[Dataset items]
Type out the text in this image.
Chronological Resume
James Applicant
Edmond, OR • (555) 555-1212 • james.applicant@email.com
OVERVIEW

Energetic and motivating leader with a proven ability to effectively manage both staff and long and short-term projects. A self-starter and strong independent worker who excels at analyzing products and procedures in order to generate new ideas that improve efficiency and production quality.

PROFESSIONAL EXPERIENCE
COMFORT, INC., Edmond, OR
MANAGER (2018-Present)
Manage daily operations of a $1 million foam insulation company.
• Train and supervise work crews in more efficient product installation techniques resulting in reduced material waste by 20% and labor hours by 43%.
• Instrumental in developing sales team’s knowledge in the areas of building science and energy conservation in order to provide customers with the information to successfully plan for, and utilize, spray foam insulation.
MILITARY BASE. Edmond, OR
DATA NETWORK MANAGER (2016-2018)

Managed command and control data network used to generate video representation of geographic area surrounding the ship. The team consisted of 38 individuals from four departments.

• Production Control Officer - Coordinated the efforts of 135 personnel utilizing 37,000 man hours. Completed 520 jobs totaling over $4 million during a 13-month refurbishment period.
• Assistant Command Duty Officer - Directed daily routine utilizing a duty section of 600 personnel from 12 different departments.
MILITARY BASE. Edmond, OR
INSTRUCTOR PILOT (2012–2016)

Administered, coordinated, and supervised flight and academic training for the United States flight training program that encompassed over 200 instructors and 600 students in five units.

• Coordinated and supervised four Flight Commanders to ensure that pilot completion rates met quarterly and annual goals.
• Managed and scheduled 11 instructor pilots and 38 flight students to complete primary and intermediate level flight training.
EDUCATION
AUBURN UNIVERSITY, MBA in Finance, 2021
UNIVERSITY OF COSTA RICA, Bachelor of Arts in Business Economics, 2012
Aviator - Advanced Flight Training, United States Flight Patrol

▶ **GIVEN EXERCISE**: Retype the entries exactly, including every line.

▶ **SOLUTION TO THE EXERCISE**:
Type out the text in this image.
Chronological Resume
James Applicant
Edmond, OR • (555) 555-1212 • james.applicant@email.com
OVERVIEW

Energetic and motivating leader with a proven ability to effectively manage both staff and long and short-term projects. A self-starter and strong independent worker who excels at analyzing products and procedures in order to generate new ideas that improve efficiency and production quality.

PROFESSIONAL EXPERIENCE
COMFORT, INC., Edmond, OR
MANAGER (2018-Present)
Manage daily operations of a $1 million foam insulation company.
• Train and supervise work crews in more efficient product installation techniques resulting in reduced material waste by 20% and labor hours by 43%.
• Instrumental in developing sales team’s knowledge in the areas of building science and energy conservation in order to provide customers with the information to successfully plan for, and utilize, spray foam insulation.
MILITARY BASE. Edmond, OR
DATA NETWORK MANAGER (2016-2018)

Managed command and control data network used to generate video representation of geographic area surrounding the ship. The team consisted of 38 individuals from four departments.

• Production Control Officer - Coordinated the efforts of 135 personnel utilizing 37,000 man hours. Completed 520 jobs totaling over $4 million during a 13-month refurbishment period.
• Assistant Command Duty Officer - Directed daily routine utilizing a duty section of 600 personnel from 12 different departments.
MILITARY BASE. Edmond, OR
INSTRUCTOR PILOT (2012–2016)

Administered, coordinated, and supervised flight and academic training for the United States flight training program that encompassed over 200 instructors and 600 students in five units.

• Coordinated and supervised four Flight Commanders to ensure that pilot completion rates met quarterly and annual goals.
• Managed and scheduled 11 instructor pilots and 38 flight students to complete primary and intermediate level flight training.
EDUCATION
AUBURN UNIVERSITY, MBA in Finance, 2021
UNIVERSITY OF COSTA RICA, Bachelor of Arts in Business Economics, 2012
Aviator - Advanced Flight Training, United States Flight Patrol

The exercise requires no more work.